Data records
+ + + + +

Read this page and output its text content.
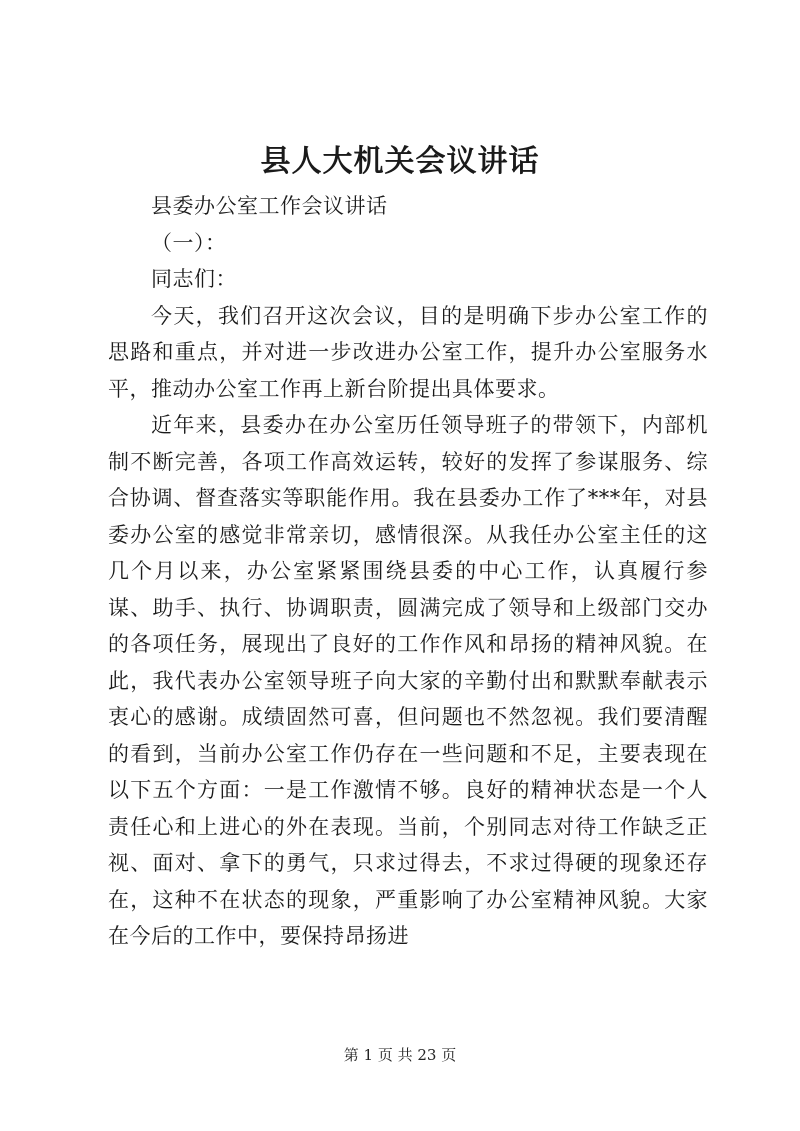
县人大机关会议讲话

县委办公室工作会议讲话

（一）：

同志们：

今天，我们召开这次会议，目的是明确下步办公室工作的思路和重点，并对进一步改进办公室工作，提升办公室服务水平，推动办公室工作再上新台阶提出具体要求。

近年来，县委办在办公室历任领导班子的带领下，内部机制不断完善，各项工作高效运转，较好的发挥了参谋服务、综合协调、督查落实等职能作用。我在县委办工作了***年，对县委办公室的感觉非常亲切，感情很深。从我任办公室主任的这几个月以来，办公室紧紧围绕县委的中心工作，认真履行参谋、助手、执行、协调职责，圆满完成了领导和上级部门交办的各项任务，展现出了良好的工作作风和昂扬的精神风貌。在此，我代表办公室领导班子向大家的辛勤付出和默默奉献表示衷心的感谢。成绩固然可喜，但问题也不然忽视。我们要清醒的看到，当前办公室工作仍存在一些问题和不足，主要表现在以下五个方面：一是工作激情不够。良好的精神状态是一个人责任心和上进心的外在表现。当前，个别同志对待工作缺乏正视、面对、拿下的勇气，只求过得去，不求过得硬的现象还存在，这种不在状态的现象，严重影响了办公室精神风貌。大家在今后的工作中，要保持昂扬进

第 1 页 共 23 页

+ + + + +

**BRIEF**
Pictures excluded, quote all the data above exactly.

**OUTPUT**
Read this page and output its text content.
县人大机关会议讲话

县委办公室工作会议讲话

（一）：

同志们：

今天，我们召开这次会议，目的是明确下步办公室工作的思路和重点，并对进一步改进办公室工作，提升办公室服务水平，推动办公室工作再上新台阶提出具体要求。

近年来，县委办在办公室历任领导班子的带领下，内部机制不断完善，各项工作高效运转，较好的发挥了参谋服务、综合协调、督查落实等职能作用。我在县委办工作了***年，对县委办公室的感觉非常亲切，感情很深。从我任办公室主任的这几个月以来，办公室紧紧围绕县委的中心工作，认真履行参谋、助手、执行、协调职责，圆满完成了领导和上级部门交办的各项任务，展现出了良好的工作作风和昂扬的精神风貌。在此，我代表办公室领导班子向大家的辛勤付出和默默奉献表示衷心的感谢。成绩固然可喜，但问题也不然忽视。我们要清醒的看到，当前办公室工作仍存在一些问题和不足，主要表现在以下五个方面：一是工作激情不够。良好的精神状态是一个人责任心和上进心的外在表现。当前，个别同志对待工作缺乏正视、面对、拿下的勇气，只求过得去，不求过得硬的现象还存在，这种不在状态的现象，严重影响了办公室精神风貌。大家在今后的工作中，要保持昂扬进

第 1 页 共 23 页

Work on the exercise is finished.